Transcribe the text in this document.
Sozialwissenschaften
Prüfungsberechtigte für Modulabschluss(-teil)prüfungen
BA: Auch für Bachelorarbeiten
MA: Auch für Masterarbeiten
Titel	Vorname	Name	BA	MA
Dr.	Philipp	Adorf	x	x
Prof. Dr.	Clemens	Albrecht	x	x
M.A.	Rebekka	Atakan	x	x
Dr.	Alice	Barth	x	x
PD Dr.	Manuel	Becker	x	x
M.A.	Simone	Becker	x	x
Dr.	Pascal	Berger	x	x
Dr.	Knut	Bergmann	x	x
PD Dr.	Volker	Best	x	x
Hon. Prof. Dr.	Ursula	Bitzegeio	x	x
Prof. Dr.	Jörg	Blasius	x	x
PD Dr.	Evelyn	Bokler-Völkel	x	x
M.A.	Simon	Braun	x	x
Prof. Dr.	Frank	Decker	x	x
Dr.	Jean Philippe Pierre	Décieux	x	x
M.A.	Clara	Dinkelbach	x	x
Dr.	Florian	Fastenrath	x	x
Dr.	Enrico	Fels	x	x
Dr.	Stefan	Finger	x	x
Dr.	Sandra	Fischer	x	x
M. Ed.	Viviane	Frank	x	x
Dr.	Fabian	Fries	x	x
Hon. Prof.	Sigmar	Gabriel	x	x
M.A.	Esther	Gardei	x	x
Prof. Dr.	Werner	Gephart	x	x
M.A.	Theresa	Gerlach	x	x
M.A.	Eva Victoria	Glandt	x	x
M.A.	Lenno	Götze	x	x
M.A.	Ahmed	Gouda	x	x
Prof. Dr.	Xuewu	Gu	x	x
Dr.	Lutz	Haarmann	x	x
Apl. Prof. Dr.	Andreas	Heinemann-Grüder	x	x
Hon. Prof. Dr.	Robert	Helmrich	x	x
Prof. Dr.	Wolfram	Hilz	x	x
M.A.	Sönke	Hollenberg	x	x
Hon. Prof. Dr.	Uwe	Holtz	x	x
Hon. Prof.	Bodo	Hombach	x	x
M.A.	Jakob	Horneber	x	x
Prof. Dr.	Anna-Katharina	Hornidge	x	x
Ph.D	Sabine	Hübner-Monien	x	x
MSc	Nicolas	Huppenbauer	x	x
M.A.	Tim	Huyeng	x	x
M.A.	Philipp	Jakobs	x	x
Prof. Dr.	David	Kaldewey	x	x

◇ ◇ ◇ ◇

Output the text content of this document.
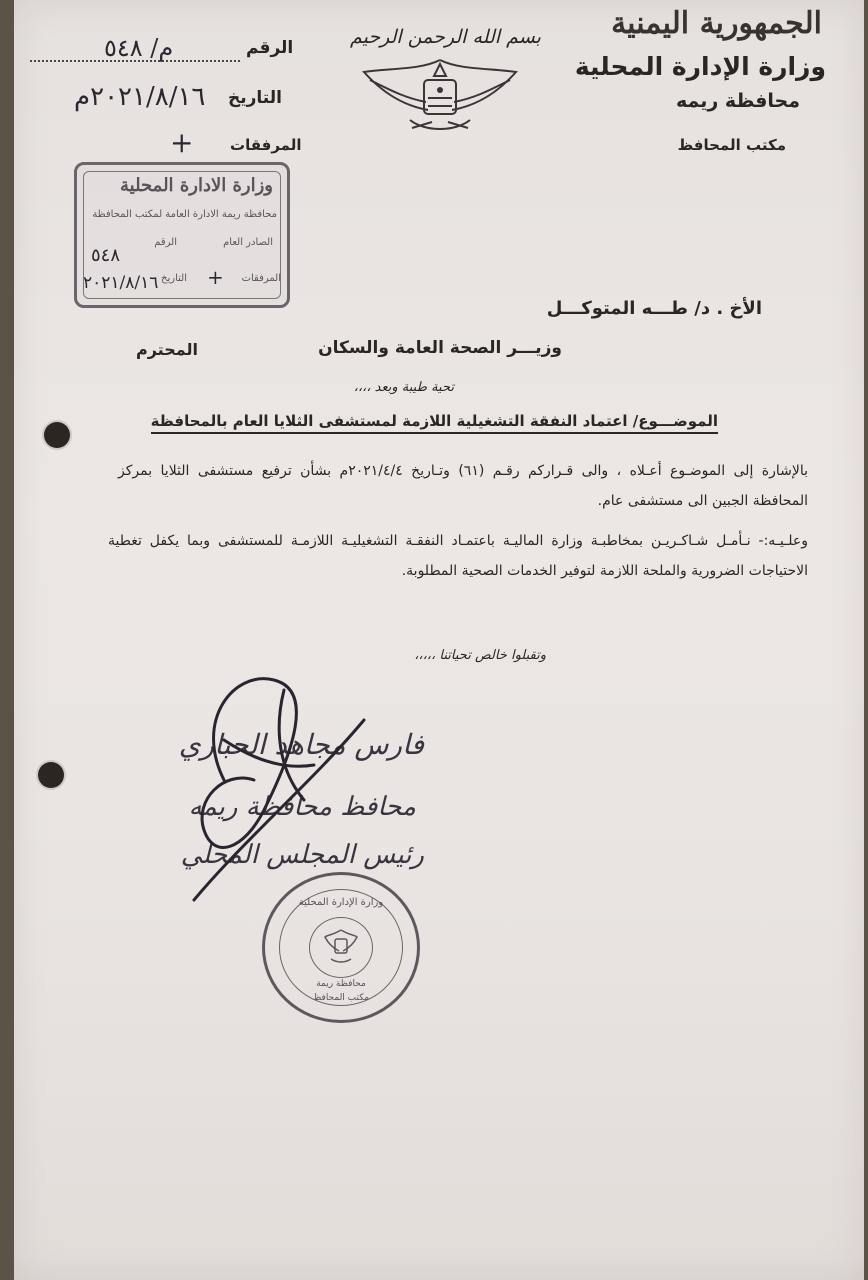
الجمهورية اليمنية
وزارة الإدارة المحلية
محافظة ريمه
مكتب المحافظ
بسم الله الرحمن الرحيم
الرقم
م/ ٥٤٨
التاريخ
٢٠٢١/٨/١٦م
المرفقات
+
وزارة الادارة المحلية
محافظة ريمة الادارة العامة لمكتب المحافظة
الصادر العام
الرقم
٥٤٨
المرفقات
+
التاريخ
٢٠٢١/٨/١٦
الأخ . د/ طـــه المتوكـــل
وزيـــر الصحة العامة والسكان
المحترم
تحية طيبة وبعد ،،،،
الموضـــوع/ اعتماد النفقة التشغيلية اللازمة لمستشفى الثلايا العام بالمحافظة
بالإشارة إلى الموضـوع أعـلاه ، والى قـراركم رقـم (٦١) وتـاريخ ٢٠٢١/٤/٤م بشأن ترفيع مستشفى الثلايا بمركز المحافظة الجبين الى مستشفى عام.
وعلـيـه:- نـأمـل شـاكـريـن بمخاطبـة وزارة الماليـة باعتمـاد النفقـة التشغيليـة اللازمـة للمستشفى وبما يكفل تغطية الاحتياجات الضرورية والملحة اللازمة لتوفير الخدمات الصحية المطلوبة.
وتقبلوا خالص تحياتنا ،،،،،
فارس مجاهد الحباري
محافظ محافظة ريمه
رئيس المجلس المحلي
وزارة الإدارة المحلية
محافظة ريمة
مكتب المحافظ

◇ ◇ ◇ ◇

### THE TASK
Copy each line of the records above that carries the word "ريمة".

### RESULT FOR THIS EXERCISE
محافظة ريمة الادارة العامة لمكتب المحافظة
محافظة ريمة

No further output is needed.